## start Input for this task

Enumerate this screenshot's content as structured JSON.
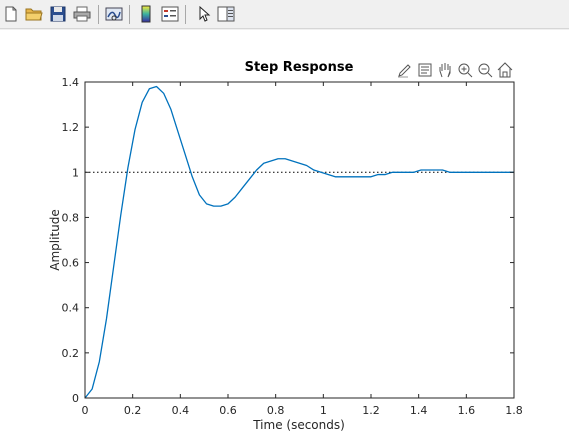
{
  "toolbar": {
    "buttons": [
      {
        "name": "new-figure",
        "icon": "new-document-icon"
      },
      {
        "name": "open-file",
        "icon": "folder-icon"
      },
      {
        "name": "save-figure",
        "icon": "floppy-disk-icon"
      },
      {
        "name": "print-figure",
        "icon": "printer-icon"
      },
      {
        "name": "link-plot",
        "icon": "link-plot-icon"
      },
      {
        "name": "insert-colorbar",
        "icon": "colorbar-icon"
      },
      {
        "name": "insert-legend",
        "icon": "legend-icon"
      },
      {
        "name": "edit-plot",
        "icon": "arrow-pointer-icon"
      },
      {
        "name": "property-inspector",
        "icon": "property-panel-icon"
      }
    ]
  },
  "axes_toolbar": [
    "brush-icon",
    "data-tip-icon",
    "pan-hand-icon",
    "zoom-in-icon",
    "zoom-out-icon",
    "home-icon"
  ],
  "colors": {
    "line": "#0072bd",
    "reference": "#000000",
    "axis": "#262626"
  },
  "chart_data": {
    "type": "line",
    "title": "Step Response",
    "xlabel": "Time (seconds)",
    "ylabel": "Amplitude",
    "xlim": [
      0,
      1.8
    ],
    "ylim": [
      0,
      1.4
    ],
    "xticks": [
      "0",
      "0.2",
      "0.4",
      "0.6",
      "0.8",
      "1",
      "1.2",
      "1.4",
      "1.6",
      "1.8"
    ],
    "yticks": [
      "0",
      "0.2",
      "0.4",
      "0.6",
      "0.8",
      "1",
      "1.2",
      "1.4"
    ],
    "grid": false,
    "reference_line": 1,
    "series": [
      {
        "x": [
          0,
          0.03,
          0.06,
          0.09,
          0.12,
          0.15,
          0.18,
          0.21,
          0.24,
          0.27,
          0.3,
          0.33,
          0.36,
          0.39,
          0.42,
          0.45,
          0.48,
          0.51,
          0.54,
          0.57,
          0.6,
          0.63,
          0.66,
          0.69,
          0.72,
          0.75,
          0.78,
          0.81,
          0.84,
          0.87,
          0.9,
          0.93,
          0.96,
          0.99,
          1.02,
          1.05,
          1.08,
          1.11,
          1.14,
          1.17,
          1.2,
          1.23,
          1.26,
          1.29,
          1.32,
          1.35,
          1.38,
          1.41,
          1.44,
          1.47,
          1.5,
          1.53,
          1.56,
          1.59,
          1.62,
          1.65,
          1.68,
          1.71,
          1.74,
          1.77,
          1.8
        ],
        "y": [
          0,
          0.04,
          0.16,
          0.35,
          0.58,
          0.81,
          1.02,
          1.19,
          1.31,
          1.37,
          1.38,
          1.35,
          1.28,
          1.18,
          1.08,
          0.98,
          0.9,
          0.86,
          0.85,
          0.85,
          0.86,
          0.89,
          0.93,
          0.97,
          1.01,
          1.04,
          1.05,
          1.06,
          1.06,
          1.05,
          1.04,
          1.03,
          1.01,
          1.0,
          0.99,
          0.98,
          0.98,
          0.98,
          0.98,
          0.98,
          0.98,
          0.99,
          0.99,
          1.0,
          1.0,
          1.0,
          1.0,
          1.01,
          1.01,
          1.01,
          1.01,
          1.0,
          1.0,
          1.0,
          1.0,
          1.0,
          1.0,
          1.0,
          1.0,
          1.0,
          1.0
        ]
      }
    ]
  }
}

## end Input for this task

_Set task_.
Output the entries above exactly, without their pictures.

_Result below_.
Enumerate this screenshot's content as structured JSON.
{
  "toolbar": {
    "buttons": [
      {
        "name": "new-figure",
        "icon": "new-document-icon"
      },
      {
        "name": "open-file",
        "icon": "folder-icon"
      },
      {
        "name": "save-figure",
        "icon": "floppy-disk-icon"
      },
      {
        "name": "print-figure",
        "icon": "printer-icon"
      },
      {
        "name": "link-plot",
        "icon": "link-plot-icon"
      },
      {
        "name": "insert-colorbar",
        "icon": "colorbar-icon"
      },
      {
        "name": "insert-legend",
        "icon": "legend-icon"
      },
      {
        "name": "edit-plot",
        "icon": "arrow-pointer-icon"
      },
      {
        "name": "property-inspector",
        "icon": "property-panel-icon"
      }
    ]
  },
  "axes_toolbar": [
    "brush-icon",
    "data-tip-icon",
    "pan-hand-icon",
    "zoom-in-icon",
    "zoom-out-icon",
    "home-icon"
  ],
  "colors": {
    "line": "#0072bd",
    "reference": "#000000",
    "axis": "#262626"
  },
  "chart_data": {
    "type": "line",
    "title": "Step Response",
    "xlabel": "Time (seconds)",
    "ylabel": "Amplitude",
    "xlim": [
      0,
      1.8
    ],
    "ylim": [
      0,
      1.4
    ],
    "xticks": [
      "0",
      "0.2",
      "0.4",
      "0.6",
      "0.8",
      "1",
      "1.2",
      "1.4",
      "1.6",
      "1.8"
    ],
    "yticks": [
      "0",
      "0.2",
      "0.4",
      "0.6",
      "0.8",
      "1",
      "1.2",
      "1.4"
    ],
    "grid": false,
    "reference_line": 1,
    "series": [
      {
        "x": [
          0,
          0.03,
          0.06,
          0.09,
          0.12,
          0.15,
          0.18,
          0.21,
          0.24,
          0.27,
          0.3,
          0.33,
          0.36,
          0.39,
          0.42,
          0.45,
          0.48,
          0.51,
          0.54,
          0.57,
          0.6,
          0.63,
          0.66,
          0.69,
          0.72,
          0.75,
          0.78,
          0.81,
          0.84,
          0.87,
          0.9,
          0.93,
          0.96,
          0.99,
          1.02,
          1.05,
          1.08,
          1.11,
          1.14,
          1.17,
          1.2,
          1.23,
          1.26,
          1.29,
          1.32,
          1.35,
          1.38,
          1.41,
          1.44,
          1.47,
          1.5,
          1.53,
          1.56,
          1.59,
          1.62,
          1.65,
          1.68,
          1.71,
          1.74,
          1.77,
          1.8
        ],
        "y": [
          0,
          0.04,
          0.16,
          0.35,
          0.58,
          0.81,
          1.02,
          1.19,
          1.31,
          1.37,
          1.38,
          1.35,
          1.28,
          1.18,
          1.08,
          0.98,
          0.9,
          0.86,
          0.85,
          0.85,
          0.86,
          0.89,
          0.93,
          0.97,
          1.01,
          1.04,
          1.05,
          1.06,
          1.06,
          1.05,
          1.04,
          1.03,
          1.01,
          1.0,
          0.99,
          0.98,
          0.98,
          0.98,
          0.98,
          0.98,
          0.98,
          0.99,
          0.99,
          1.0,
          1.0,
          1.0,
          1.0,
          1.01,
          1.01,
          1.01,
          1.01,
          1.0,
          1.0,
          1.0,
          1.0,
          1.0,
          1.0,
          1.0,
          1.0,
          1.0,
          1.0
        ]
      }
    ]
  }
}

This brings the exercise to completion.